(Figure contents as structured data)
_ _ _ _
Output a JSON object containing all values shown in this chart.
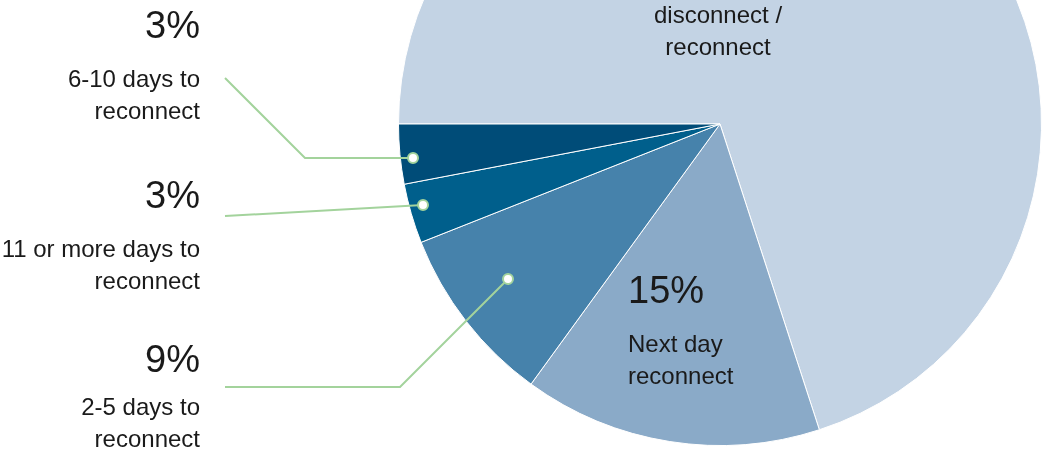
{
  "chart_data": {
    "type": "pie",
    "categories": [
      "disconnect / reconnect",
      "Next day reconnect",
      "2-5 days to reconnect",
      "11 or more days to reconnect",
      "6-10 days to reconnect"
    ],
    "values": [
      70,
      15,
      9,
      3,
      3
    ],
    "colors": [
      "#c3d3e4",
      "#8aaac8",
      "#4682ab",
      "#005f8c",
      "#004c78"
    ],
    "value_labels": [
      null,
      "15%",
      "9%",
      "3%",
      "3%"
    ],
    "legend": false
  }
}
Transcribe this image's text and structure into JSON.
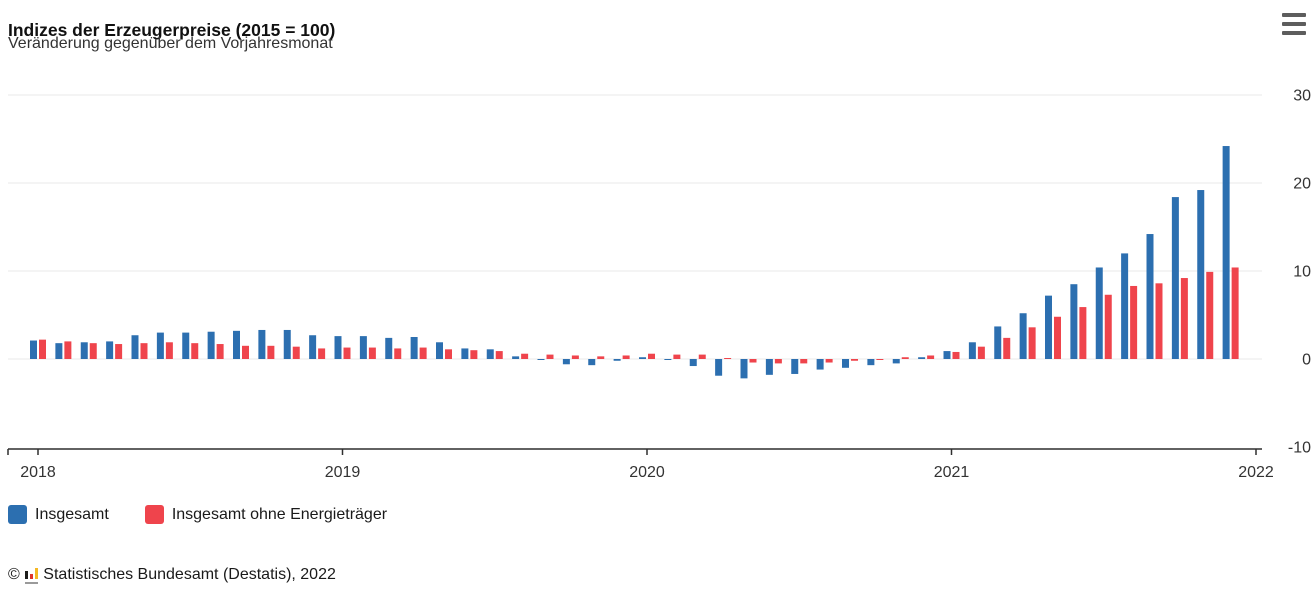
{
  "header": {
    "title": "Indizes der Erzeugerpreise (2015 = 100)",
    "subtitle": "Veränderung gegenüber dem Vorjahresmonat"
  },
  "footer": {
    "copyright": "©",
    "source": "Statistisches Bundesamt (Destatis), 2022"
  },
  "colors": {
    "insgesamt_blue": "#2c6fb0",
    "ohne_energie_red": "#ef444c",
    "gridline": "#e9e9e9",
    "axis_line": "#2f2f2f",
    "label_text": "#333333"
  },
  "chart_data": {
    "type": "bar",
    "title": "Indizes der Erzeugerpreise (2015 = 100)",
    "subtitle": "Veränderung gegenüber dem Vorjahresmonat",
    "grid": true,
    "legend_position": "bottom-left",
    "ylim": [
      -10,
      30
    ],
    "yticks": [
      30,
      20,
      10,
      0,
      -10
    ],
    "xticks": [
      "2018",
      "2019",
      "2020",
      "2021",
      "2022"
    ],
    "x": [
      "2018-01",
      "2018-02",
      "2018-03",
      "2018-04",
      "2018-05",
      "2018-06",
      "2018-07",
      "2018-08",
      "2018-09",
      "2018-10",
      "2018-11",
      "2018-12",
      "2019-01",
      "2019-02",
      "2019-03",
      "2019-04",
      "2019-05",
      "2019-06",
      "2019-07",
      "2019-08",
      "2019-09",
      "2019-10",
      "2019-11",
      "2019-12",
      "2020-01",
      "2020-02",
      "2020-03",
      "2020-04",
      "2020-05",
      "2020-06",
      "2020-07",
      "2020-08",
      "2020-09",
      "2020-10",
      "2020-11",
      "2020-12",
      "2021-01",
      "2021-02",
      "2021-03",
      "2021-04",
      "2021-05",
      "2021-06",
      "2021-07",
      "2021-08",
      "2021-09",
      "2021-10",
      "2021-11",
      "2021-12"
    ],
    "series": [
      {
        "name": "Insgesamt",
        "color": "#2c6fb0",
        "values": [
          2.1,
          1.8,
          1.9,
          2.0,
          2.7,
          3.0,
          3.0,
          3.1,
          3.2,
          3.3,
          3.3,
          2.7,
          2.6,
          2.6,
          2.4,
          2.5,
          1.9,
          1.2,
          1.1,
          0.3,
          -0.1,
          -0.6,
          -0.7,
          -0.2,
          0.2,
          -0.1,
          -0.8,
          -1.9,
          -2.2,
          -1.8,
          -1.7,
          -1.2,
          -1.0,
          -0.7,
          -0.5,
          0.2,
          0.9,
          1.9,
          3.7,
          5.2,
          7.2,
          8.5,
          10.4,
          12.0,
          14.2,
          18.4,
          19.2,
          24.2
        ]
      },
      {
        "name": "Insgesamt ohne Energieträger",
        "color": "#ef444c",
        "values": [
          2.2,
          2.0,
          1.8,
          1.7,
          1.8,
          1.9,
          1.8,
          1.7,
          1.5,
          1.5,
          1.4,
          1.2,
          1.3,
          1.3,
          1.2,
          1.3,
          1.1,
          1.0,
          0.9,
          0.6,
          0.5,
          0.4,
          0.3,
          0.4,
          0.6,
          0.5,
          0.5,
          0.0,
          -0.4,
          -0.5,
          -0.5,
          -0.4,
          -0.2,
          -0.1,
          0.2,
          0.4,
          0.8,
          1.4,
          2.4,
          3.6,
          4.8,
          5.9,
          7.3,
          8.3,
          8.6,
          9.2,
          9.9,
          10.4
        ]
      }
    ]
  }
}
_ _ _ _
PROBLEM DETAILS
Copy out every line of the material above that mentions the word "this".

RESPONSE TO THE TASK
Output a JSON object containing all values shown in this chart.
Transcribe this image's text and structure into JSON.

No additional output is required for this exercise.